[Set task] The listing below is the input. Say how many of its lines contain "vast", giving the number alone.

** Start Provided data **

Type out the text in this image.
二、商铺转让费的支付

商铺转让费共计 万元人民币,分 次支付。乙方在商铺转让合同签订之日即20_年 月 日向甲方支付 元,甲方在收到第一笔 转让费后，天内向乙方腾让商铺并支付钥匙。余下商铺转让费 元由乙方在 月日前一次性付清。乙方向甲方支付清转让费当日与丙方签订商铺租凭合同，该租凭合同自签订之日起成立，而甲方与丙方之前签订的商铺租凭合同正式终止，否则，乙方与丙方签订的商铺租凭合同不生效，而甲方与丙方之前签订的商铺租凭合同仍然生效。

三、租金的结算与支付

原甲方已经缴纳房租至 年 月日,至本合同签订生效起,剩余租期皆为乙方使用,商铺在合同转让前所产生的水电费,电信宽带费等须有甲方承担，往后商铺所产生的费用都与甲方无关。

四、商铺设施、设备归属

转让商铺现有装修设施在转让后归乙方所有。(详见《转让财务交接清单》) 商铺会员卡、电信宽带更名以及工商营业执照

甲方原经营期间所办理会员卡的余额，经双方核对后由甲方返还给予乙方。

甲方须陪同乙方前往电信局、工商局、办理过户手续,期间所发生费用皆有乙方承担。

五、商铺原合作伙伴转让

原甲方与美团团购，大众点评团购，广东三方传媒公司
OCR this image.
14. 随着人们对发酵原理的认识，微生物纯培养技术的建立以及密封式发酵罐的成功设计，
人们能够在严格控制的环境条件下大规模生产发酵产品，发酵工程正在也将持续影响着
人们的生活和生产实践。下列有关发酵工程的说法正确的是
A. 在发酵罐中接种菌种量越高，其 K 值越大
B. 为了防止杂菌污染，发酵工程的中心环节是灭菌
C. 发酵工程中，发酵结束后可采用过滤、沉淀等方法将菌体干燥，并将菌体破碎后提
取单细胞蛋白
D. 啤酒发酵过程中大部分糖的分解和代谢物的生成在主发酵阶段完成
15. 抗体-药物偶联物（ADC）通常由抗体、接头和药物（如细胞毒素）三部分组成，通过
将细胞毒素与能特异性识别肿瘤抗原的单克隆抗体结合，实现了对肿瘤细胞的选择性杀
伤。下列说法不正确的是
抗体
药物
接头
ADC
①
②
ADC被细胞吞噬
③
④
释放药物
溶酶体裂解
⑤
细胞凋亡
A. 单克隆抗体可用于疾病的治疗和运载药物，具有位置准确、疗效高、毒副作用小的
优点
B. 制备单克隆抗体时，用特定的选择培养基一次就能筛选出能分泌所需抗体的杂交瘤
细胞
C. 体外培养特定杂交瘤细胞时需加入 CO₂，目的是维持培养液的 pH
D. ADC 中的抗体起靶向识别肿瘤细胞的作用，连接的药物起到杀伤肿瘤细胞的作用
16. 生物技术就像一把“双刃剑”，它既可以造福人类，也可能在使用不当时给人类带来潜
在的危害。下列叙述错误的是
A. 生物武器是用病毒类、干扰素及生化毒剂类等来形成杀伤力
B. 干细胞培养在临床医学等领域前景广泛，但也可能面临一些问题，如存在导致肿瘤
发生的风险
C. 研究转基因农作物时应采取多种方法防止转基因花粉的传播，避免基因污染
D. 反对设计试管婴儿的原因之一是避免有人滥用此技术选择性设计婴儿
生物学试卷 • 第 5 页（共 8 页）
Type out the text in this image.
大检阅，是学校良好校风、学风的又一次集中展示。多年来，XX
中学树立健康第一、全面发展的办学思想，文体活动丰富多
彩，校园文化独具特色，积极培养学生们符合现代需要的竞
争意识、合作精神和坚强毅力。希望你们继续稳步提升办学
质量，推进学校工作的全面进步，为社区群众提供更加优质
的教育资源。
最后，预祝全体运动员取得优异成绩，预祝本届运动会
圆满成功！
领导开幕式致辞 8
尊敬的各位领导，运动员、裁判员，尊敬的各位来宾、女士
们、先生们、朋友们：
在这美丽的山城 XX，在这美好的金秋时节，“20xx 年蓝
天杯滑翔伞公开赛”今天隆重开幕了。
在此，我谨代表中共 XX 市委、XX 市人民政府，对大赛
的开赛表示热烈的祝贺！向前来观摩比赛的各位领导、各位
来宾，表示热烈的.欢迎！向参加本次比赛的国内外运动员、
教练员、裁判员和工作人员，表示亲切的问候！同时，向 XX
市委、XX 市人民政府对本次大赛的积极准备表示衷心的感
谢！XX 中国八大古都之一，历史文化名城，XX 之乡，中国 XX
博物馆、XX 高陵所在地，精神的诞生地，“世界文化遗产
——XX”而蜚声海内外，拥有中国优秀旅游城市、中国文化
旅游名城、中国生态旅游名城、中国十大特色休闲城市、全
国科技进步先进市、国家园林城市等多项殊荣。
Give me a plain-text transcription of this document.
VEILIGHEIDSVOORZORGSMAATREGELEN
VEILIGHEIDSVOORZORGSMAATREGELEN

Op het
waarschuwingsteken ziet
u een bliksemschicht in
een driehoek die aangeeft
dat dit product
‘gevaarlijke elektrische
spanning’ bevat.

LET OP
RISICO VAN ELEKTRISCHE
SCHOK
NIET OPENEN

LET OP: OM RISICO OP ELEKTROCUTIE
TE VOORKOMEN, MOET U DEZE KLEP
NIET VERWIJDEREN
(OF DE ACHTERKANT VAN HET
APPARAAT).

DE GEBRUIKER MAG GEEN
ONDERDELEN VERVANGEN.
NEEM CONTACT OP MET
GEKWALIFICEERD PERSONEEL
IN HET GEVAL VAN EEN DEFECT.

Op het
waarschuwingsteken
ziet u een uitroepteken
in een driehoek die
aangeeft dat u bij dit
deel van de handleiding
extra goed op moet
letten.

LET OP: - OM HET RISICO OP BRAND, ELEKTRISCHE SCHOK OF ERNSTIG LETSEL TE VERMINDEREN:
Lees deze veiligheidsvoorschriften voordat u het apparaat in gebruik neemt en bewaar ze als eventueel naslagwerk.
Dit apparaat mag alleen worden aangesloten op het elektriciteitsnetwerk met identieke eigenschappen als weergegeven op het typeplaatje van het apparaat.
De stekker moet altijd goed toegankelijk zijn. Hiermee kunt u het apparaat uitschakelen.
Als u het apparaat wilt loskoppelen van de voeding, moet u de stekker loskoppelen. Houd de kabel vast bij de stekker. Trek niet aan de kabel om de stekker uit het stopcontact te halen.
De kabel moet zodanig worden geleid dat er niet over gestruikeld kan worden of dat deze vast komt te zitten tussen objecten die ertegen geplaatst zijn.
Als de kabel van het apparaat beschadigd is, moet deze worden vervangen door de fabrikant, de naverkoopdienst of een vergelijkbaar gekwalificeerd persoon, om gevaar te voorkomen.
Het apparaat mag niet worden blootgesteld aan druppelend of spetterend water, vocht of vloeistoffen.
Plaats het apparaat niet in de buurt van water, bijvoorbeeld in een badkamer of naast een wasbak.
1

** End Provided data **

[Task solution] 2